Keep the images out and copy every entry below exactly.

— START —

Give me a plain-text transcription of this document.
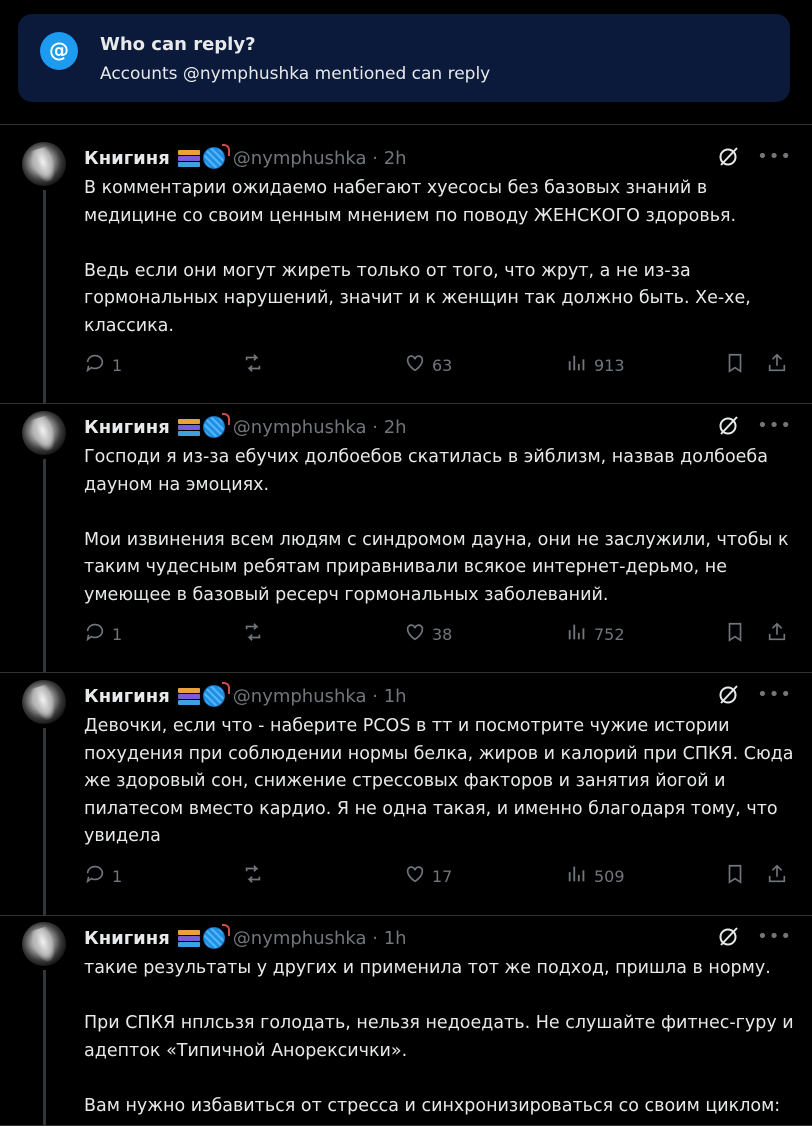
@	Who can reply?
Accounts @nymphushka mentioned can reply
Книгиня	@nymphushka · 2h	•••

В комментарии ожидаемо набегают хуесосы без базовых знаний в медицине со своим ценным мнением по поводу ЖЕНСКОГО здоровья.

Ведь если они могут жиреть только от того, что жрут, а не из-за гормональных нарушений, значит и к женщин так должно быть. Хе-хе, классика.

1	63	913
Книгиня	@nymphushka · 2h	•••

Господи я из-за ебучих долбоебов скатилась в эйблизм, назвав долбоеба дауном на эмоциях.

Мои извинения всем людям с синдромом дауна, они не заслужили, чтобы к таким чудесным ребятам приравнивали всякое интернет-дерьмо, не умеющее в базовый ресерч гормональных заболеваний.

1	38	752
Книгиня	@nymphushka · 1h	•••

Девочки, если что - наберите PCOS в тт и посмотрите чужие истории похудения при соблюдении нормы белка, жиров и калорий при СПКЯ. Сюда же здоровый сон, снижение стрессовых факторов и занятия йогой и пилатесом вместо кардио. Я не одна такая, и именно благодаря тому, что увидела

1	17	509
Книгиня	@nymphushka · 1h	•••

такие результаты у других и применила тот же подход, пришла в норму.

При СПКЯ нплсьзя голодать, нельзя недоедать. Не слушайте фитнес-гуру и адепток «Типичной Анорексички».

Вам нужно избавиться от стресса и синхронизироваться со своим циклом:
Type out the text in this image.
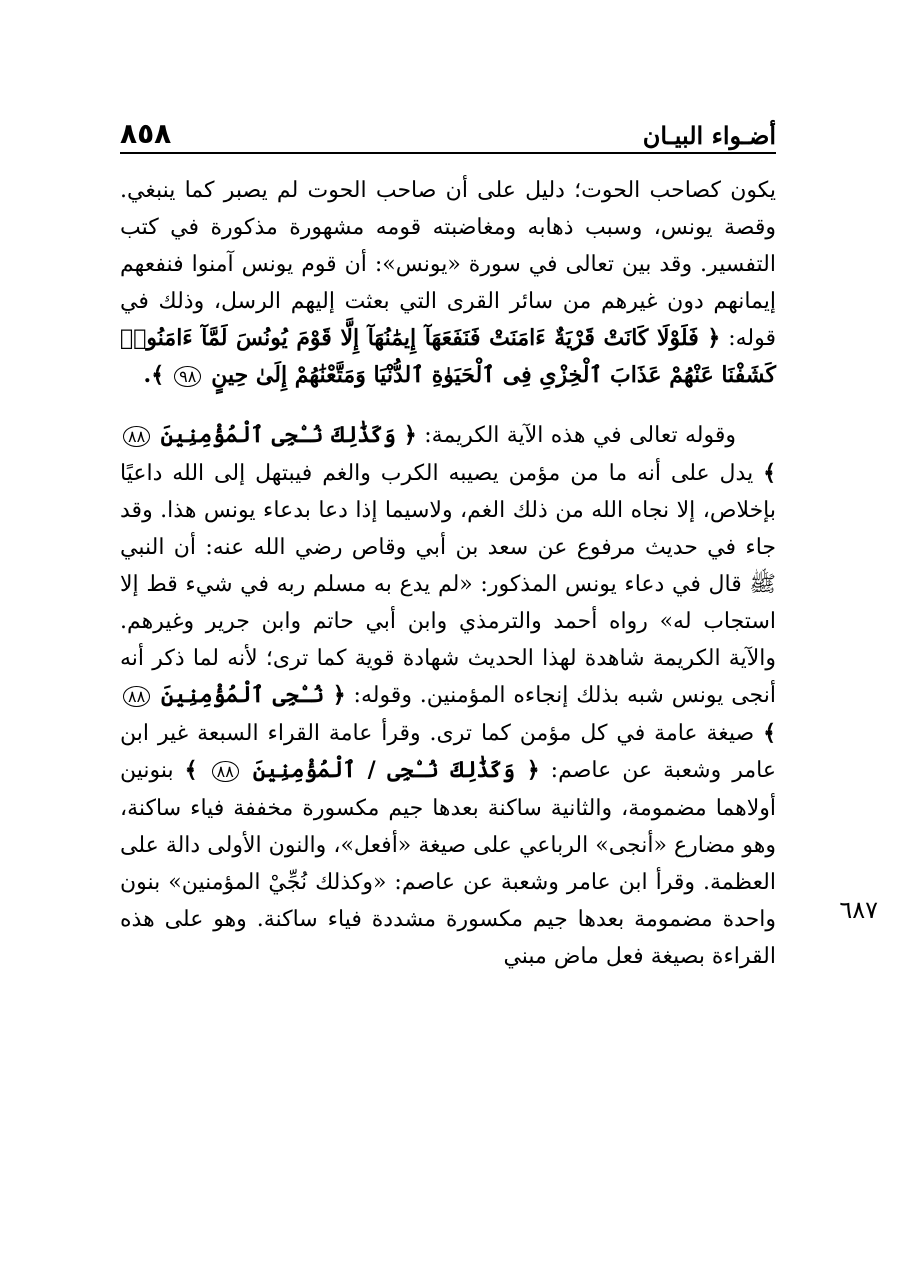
٨٥٨	أضـواء البيـان

يكون كصاحب الحوت؛ دليل على أن صاحب الحوت لم يصبر كما ينبغي. وقصة يونس، وسبب ذهابه ومغاضبته قومه مشهورة مذكورة في كتب التفسير. وقد بين تعالى في سورة «يونس»: أن قوم يونس آمنوا فنفعهم إيمانهم دون غيرهم من سائر القرى التي بعثت إليهم الرسل، وذلك في قوله: ﴿ فَلَوْلَا كَانَتْ قَرْيَةٌ ءَامَنَتْ فَنَفَعَهَآ إِيمَٰنُهَآ إِلَّا قَوْمَ يُونُسَ لَمَّآ ءَامَنُوا۟ كَشَفْنَا عَنْهُمْ عَذَابَ ٱلْخِزْىِ فِى ٱلْحَيَوٰةِ ٱلدُّنْيَا وَمَتَّعْنَٰهُمْ إِلَىٰ حِينٍ ٩٨ ﴾.

وقوله تعالى في هذه الآية الكريمة: ﴿ وَكَذَٰلِكَ نُـۨجِى ٱلْمُؤْمِنِينَ ٨٨ ﴾ يدل على أنه ما من مؤمن يصيبه الكرب والغم فيبتهل إلى الله داعيًا بإخلاص، إلا نجاه الله من ذلك الغم، ولاسيما إذا دعا بدعاء يونس هذا. وقد جاء في حديث مرفوع عن سعد بن أبي وقاص رضي الله عنه: أن النبي ﷺ قال في دعاء يونس المذكور: «لم يدع به مسلم ربه في شيء قط إلا استجاب له» رواه أحمد والترمذي وابن أبي حاتم وابن جرير وغيرهم. والآية الكريمة شاهدة لهذا الحديث شهادة قوية كما ترى؛ لأنه لما ذكر أنه أنجى يونس شبه بذلك إنجاءه المؤمنين. وقوله: ﴿ نُـۨجِى ٱلْمُؤْمِنِينَ ٨٨ ﴾ صيغة عامة في كل مؤمن كما ترى. وقرأ عامة القراء السبعة غير ابن عامر وشعبة عن عاصم: ﴿ وَكَذَٰلِكَ نُـۨجِى / ٱلْمُؤْمِنِينَ ٨٨ ﴾ بنونين أولاهما مضمومة، والثانية ساكنة بعدها جيم مكسورة مخففة فياء ساكنة، وهو مضارع «أنجى» الرباعي على صيغة «أفعل»، والنون الأولى دالة على العظمة. وقرأ ابن عامر وشعبة عن عاصم: «وكذلك نُجِّيْ المؤمنين» بنون واحدة مضمومة بعدها جيم مكسورة مشددة فياء ساكنة. وهو على هذه القراءة بصيغة فعل ماض مبني

٦٨٧
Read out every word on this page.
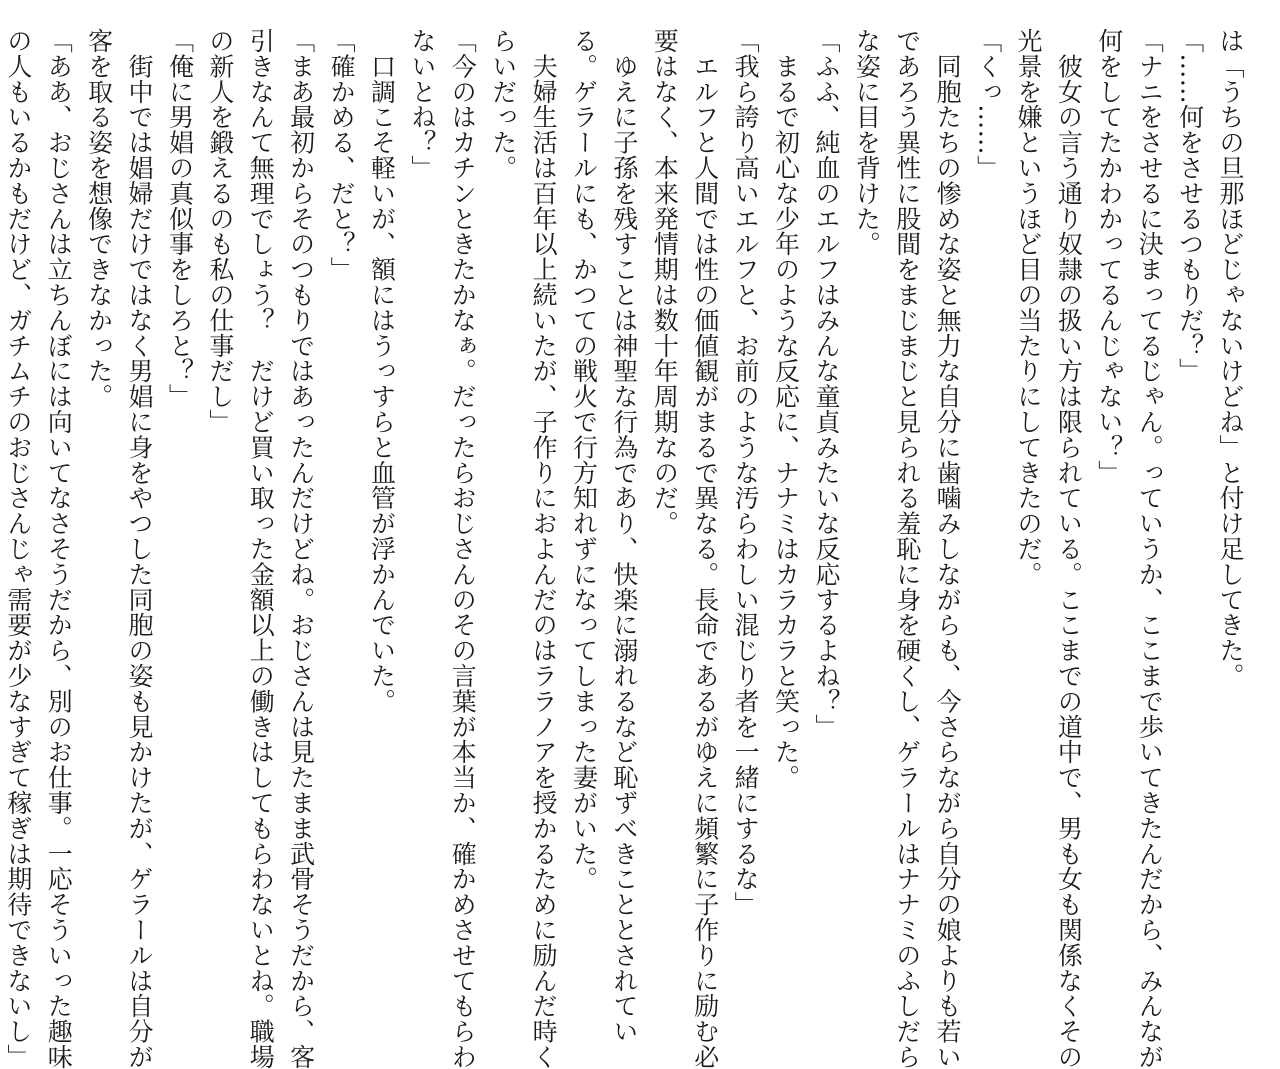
は「うちの旦那ほどじゃないけどね」と付け足してきた。
「……何をさせるつもりだ？」
「ナニをさせるに決まってるじゃん。っていうか、ここまで歩いてきたんだから、みんなが
何をしてたかわかってるんじゃない？」
　彼女の言う通り奴隷の扱い方は限られている。ここまでの道中で、男も女も関係なくその
光景を嫌というほど目の当たりにしてきたのだ。
「くっ……」
　同胞たちの惨めな姿と無力な自分に歯噛みしながらも、今さらながら自分の娘よりも若い
であろう異性に股間をまじまじと見られる羞恥に身を硬くし、ゲラールはナナミのふしだら
な姿に目を背けた。
「ふふ、純血のエルフはみんな童貞みたいな反応するよね？」
　まるで初心な少年のような反応に、ナナミはカラカラと笑った。
「我ら誇り高いエルフと、お前のような汚らわしい混じり者を一緒にするな」
　エルフと人間では性の価値観がまるで異なる。長命であるがゆえに頻繁に子作りに励む必
要はなく、本来発情期は数十年周期なのだ。
　ゆえに子孫を残すことは神聖な行為であり、快楽に溺れるなど恥ずべきこととされてい
る。ゲラールにも、かつての戦火で行方知れずになってしまった妻がいた。
　夫婦生活は百年以上続いたが、子作りにおよんだのはララノアを授かるために励んだ時く
らいだった。
「今のはカチンときたかなぁ。だったらおじさんのその言葉が本当か、確かめさせてもらわ
ないとね？」
　口調こそ軽いが、額にはうっすらと血管が浮かんでいた。
「確かめる、だと？」
「まあ最初からそのつもりではあったんだけどね。おじさんは見たまま武骨そうだから、客
引きなんて無理でしょう？　だけど買い取った金額以上の働きはしてもらわないとね。職場
の新人を鍛えるのも私の仕事だし」
「俺に男娼の真似事をしろと？」
　街中では娼婦だけではなく男娼に身をやつした同胞の姿も見かけたが、ゲラールは自分が
客を取る姿を想像できなかった。
「ああ、おじさんは立ちんぼには向いてなさそうだから、別のお仕事。一応そういった趣味
の人もいるかもだけど、ガチムチのおじさんじゃ需要が少なすぎて稼ぎは期待できないし」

— END —

▸ **Response to the exercise**
Give me a plain-text transcription of this document.
@	Who can reply?
Accounts @nymphushka mentioned can reply
Книгиня	@nymphushka · 2h	•••

В комментарии ожидаемо набегают хуесосы без базовых знаний в медицине со своим ценным мнением по поводу ЖЕНСКОГО здоровья.

Ведь если они могут жиреть только от того, что жрут, а не из-за гормональных нарушений, значит и к женщин так должно быть. Хе-хе, классика.

1	63	913
Книгиня	@nymphushka · 2h	•••

Господи я из-за ебучих долбоебов скатилась в эйблизм, назвав долбоеба дауном на эмоциях.

Мои извинения всем людям с синдромом дауна, они не заслужили, чтобы к таким чудесным ребятам приравнивали всякое интернет-дерьмо, не умеющее в базовый ресерч гормональных заболеваний.

1	38	752
Книгиня	@nymphushka · 1h	•••

Девочки, если что - наберите PCOS в тт и посмотрите чужие истории похудения при соблюдении нормы белка, жиров и калорий при СПКЯ. Сюда же здоровый сон, снижение стрессовых факторов и занятия йогой и пилатесом вместо кардио. Я не одна такая, и именно благодаря тому, что увидела

1	17	509
Книгиня	@nymphushka · 1h	•••

такие результаты у других и применила тот же подход, пришла в норму.

При СПКЯ нплсьзя голодать, нельзя недоедать. Не слушайте фитнес-гуру и адепток «Типичной Анорексички».

Вам нужно избавиться от стресса и синхронизироваться со своим циклом:
Type out the text in this image.
٨٥٨	أضـواء البيـان

يكون كصاحب الحوت؛ دليل على أن صاحب الحوت لم يصبر كما ينبغي. وقصة يونس، وسبب ذهابه ومغاضبته قومه مشهورة مذكورة في كتب التفسير. وقد بين تعالى في سورة «يونس»: أن قوم يونس آمنوا فنفعهم إيمانهم دون غيرهم من سائر القرى التي بعثت إليهم الرسل، وذلك في قوله: ﴿ فَلَوْلَا كَانَتْ قَرْيَةٌ ءَامَنَتْ فَنَفَعَهَآ إِيمَٰنُهَآ إِلَّا قَوْمَ يُونُسَ لَمَّآ ءَامَنُوا۟ كَشَفْنَا عَنْهُمْ عَذَابَ ٱلْخِزْىِ فِى ٱلْحَيَوٰةِ ٱلدُّنْيَا وَمَتَّعْنَٰهُمْ إِلَىٰ حِينٍ ٩٨ ﴾.

وقوله تعالى في هذه الآية الكريمة: ﴿ وَكَذَٰلِكَ نُـۨجِى ٱلْمُؤْمِنِينَ ٨٨ ﴾ يدل على أنه ما من مؤمن يصيبه الكرب والغم فيبتهل إلى الله داعيًا بإخلاص، إلا نجاه الله من ذلك الغم، ولاسيما إذا دعا بدعاء يونس هذا. وقد جاء في حديث مرفوع عن سعد بن أبي وقاص رضي الله عنه: أن النبي ﷺ قال في دعاء يونس المذكور: «لم يدع به مسلم ربه في شيء قط إلا استجاب له» رواه أحمد والترمذي وابن أبي حاتم وابن جرير وغيرهم. والآية الكريمة شاهدة لهذا الحديث شهادة قوية كما ترى؛ لأنه لما ذكر أنه أنجى يونس شبه بذلك إنجاءه المؤمنين. وقوله: ﴿ نُـۨجِى ٱلْمُؤْمِنِينَ ٨٨ ﴾ صيغة عامة في كل مؤمن كما ترى. وقرأ عامة القراء السبعة غير ابن عامر وشعبة عن عاصم: ﴿ وَكَذَٰلِكَ نُـۨجِى / ٱلْمُؤْمِنِينَ ٨٨ ﴾ بنونين أولاهما مضمومة، والثانية ساكنة بعدها جيم مكسورة مخففة فياء ساكنة، وهو مضارع «أنجى» الرباعي على صيغة «أفعل»، والنون الأولى دالة على العظمة. وقرأ ابن عامر وشعبة عن عاصم: «وكذلك نُجِّيْ المؤمنين» بنون واحدة مضمومة بعدها جيم مكسورة مشددة فياء ساكنة. وهو على هذه القراءة بصيغة فعل ماض مبني

٦٨٧
Read out every word on this page.
は「うちの旦那ほどじゃないけどね」と付け足してきた。
「……何をさせるつもりだ？」
「ナニをさせるに決まってるじゃん。っていうか、ここまで歩いてきたんだから、みんなが
何をしてたかわかってるんじゃない？」
　彼女の言う通り奴隷の扱い方は限られている。ここまでの道中で、男も女も関係なくその
光景を嫌というほど目の当たりにしてきたのだ。
「くっ……」
　同胞たちの惨めな姿と無力な自分に歯噛みしながらも、今さらながら自分の娘よりも若い
であろう異性に股間をまじまじと見られる羞恥に身を硬くし、ゲラールはナナミのふしだら
な姿に目を背けた。
「ふふ、純血のエルフはみんな童貞みたいな反応するよね？」
　まるで初心な少年のような反応に、ナナミはカラカラと笑った。
「我ら誇り高いエルフと、お前のような汚らわしい混じり者を一緒にするな」
　エルフと人間では性の価値観がまるで異なる。長命であるがゆえに頻繁に子作りに励む必
要はなく、本来発情期は数十年周期なのだ。
　ゆえに子孫を残すことは神聖な行為であり、快楽に溺れるなど恥ずべきこととされてい
る。ゲラールにも、かつての戦火で行方知れずになってしまった妻がいた。
　夫婦生活は百年以上続いたが、子作りにおよんだのはララノアを授かるために励んだ時く
らいだった。
「今のはカチンときたかなぁ。だったらおじさんのその言葉が本当か、確かめさせてもらわ
ないとね？」
　口調こそ軽いが、額にはうっすらと血管が浮かんでいた。
「確かめる、だと？」
「まあ最初からそのつもりではあったんだけどね。おじさんは見たまま武骨そうだから、客
引きなんて無理でしょう？　だけど買い取った金額以上の働きはしてもらわないとね。職場
の新人を鍛えるのも私の仕事だし」
「俺に男娼の真似事をしろと？」
　街中では娼婦だけではなく男娼に身をやつした同胞の姿も見かけたが、ゲラールは自分が
客を取る姿を想像できなかった。
「ああ、おじさんは立ちんぼには向いてなさそうだから、別のお仕事。一応そういった趣味
の人もいるかもだけど、ガチムチのおじさんじゃ需要が少なすぎて稼ぎは期待できないし」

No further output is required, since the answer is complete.